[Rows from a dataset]
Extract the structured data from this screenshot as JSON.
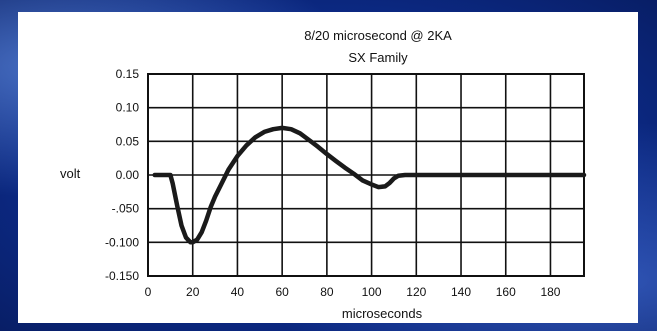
{
  "chart_data": {
    "type": "line",
    "title": "8/20 microsecond @ 2KA",
    "subtitle": "SX Family",
    "xlabel": "microseconds",
    "ylabel": "volt",
    "xlim": [
      0,
      195
    ],
    "ylim": [
      -0.15,
      0.15
    ],
    "x_ticks": [
      0,
      20,
      40,
      60,
      80,
      100,
      120,
      140,
      160,
      180
    ],
    "x_tick_labels": [
      "0",
      "20",
      "40",
      "60",
      "80",
      "100",
      "120",
      "140",
      "160",
      "180"
    ],
    "y_ticks": [
      0.15,
      0.1,
      0.05,
      0.0,
      -0.05,
      -0.1,
      -0.15
    ],
    "y_tick_labels": [
      "0.15",
      "0.10",
      "0.05",
      "0.00",
      "-.050",
      "-0.100",
      "-0.150"
    ],
    "grid": true,
    "series": [
      {
        "color": "#1a1a1a",
        "x": [
          3,
          10,
          11,
          13,
          15,
          17,
          19,
          20,
          22,
          24,
          26,
          28,
          30,
          33,
          36,
          40,
          44,
          48,
          52,
          56,
          60,
          64,
          68,
          72,
          76,
          80,
          84,
          88,
          92,
          96,
          100,
          103,
          106,
          108,
          110,
          112,
          115,
          120,
          140,
          160,
          180,
          195
        ],
        "y": [
          0.0,
          0.0,
          -0.012,
          -0.045,
          -0.075,
          -0.093,
          -0.1,
          -0.1,
          -0.096,
          -0.085,
          -0.068,
          -0.048,
          -0.032,
          -0.012,
          0.008,
          0.028,
          0.044,
          0.056,
          0.064,
          0.068,
          0.07,
          0.068,
          0.062,
          0.052,
          0.042,
          0.031,
          0.021,
          0.011,
          0.002,
          -0.008,
          -0.014,
          -0.018,
          -0.017,
          -0.012,
          -0.005,
          -0.001,
          0.0,
          0.0,
          0.0,
          0.0,
          0.0,
          0.0
        ]
      }
    ]
  }
}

AIM OF THE EXERCISE
Your copy of the data above should match it exactly, except that pictures are left out.

EXERCISE RESPONSE
Extract the structured data from this screenshot as JSON.
{
  "chart_data": {
    "type": "line",
    "title": "8/20 microsecond @ 2KA",
    "subtitle": "SX Family",
    "xlabel": "microseconds",
    "ylabel": "volt",
    "xlim": [
      0,
      195
    ],
    "ylim": [
      -0.15,
      0.15
    ],
    "x_ticks": [
      0,
      20,
      40,
      60,
      80,
      100,
      120,
      140,
      160,
      180
    ],
    "x_tick_labels": [
      "0",
      "20",
      "40",
      "60",
      "80",
      "100",
      "120",
      "140",
      "160",
      "180"
    ],
    "y_ticks": [
      0.15,
      0.1,
      0.05,
      0.0,
      -0.05,
      -0.1,
      -0.15
    ],
    "y_tick_labels": [
      "0.15",
      "0.10",
      "0.05",
      "0.00",
      "-.050",
      "-0.100",
      "-0.150"
    ],
    "grid": true,
    "series": [
      {
        "color": "#1a1a1a",
        "x": [
          3,
          10,
          11,
          13,
          15,
          17,
          19,
          20,
          22,
          24,
          26,
          28,
          30,
          33,
          36,
          40,
          44,
          48,
          52,
          56,
          60,
          64,
          68,
          72,
          76,
          80,
          84,
          88,
          92,
          96,
          100,
          103,
          106,
          108,
          110,
          112,
          115,
          120,
          140,
          160,
          180,
          195
        ],
        "y": [
          0.0,
          0.0,
          -0.012,
          -0.045,
          -0.075,
          -0.093,
          -0.1,
          -0.1,
          -0.096,
          -0.085,
          -0.068,
          -0.048,
          -0.032,
          -0.012,
          0.008,
          0.028,
          0.044,
          0.056,
          0.064,
          0.068,
          0.07,
          0.068,
          0.062,
          0.052,
          0.042,
          0.031,
          0.021,
          0.011,
          0.002,
          -0.008,
          -0.014,
          -0.018,
          -0.017,
          -0.012,
          -0.005,
          -0.001,
          0.0,
          0.0,
          0.0,
          0.0,
          0.0,
          0.0
        ]
      }
    ]
  }
}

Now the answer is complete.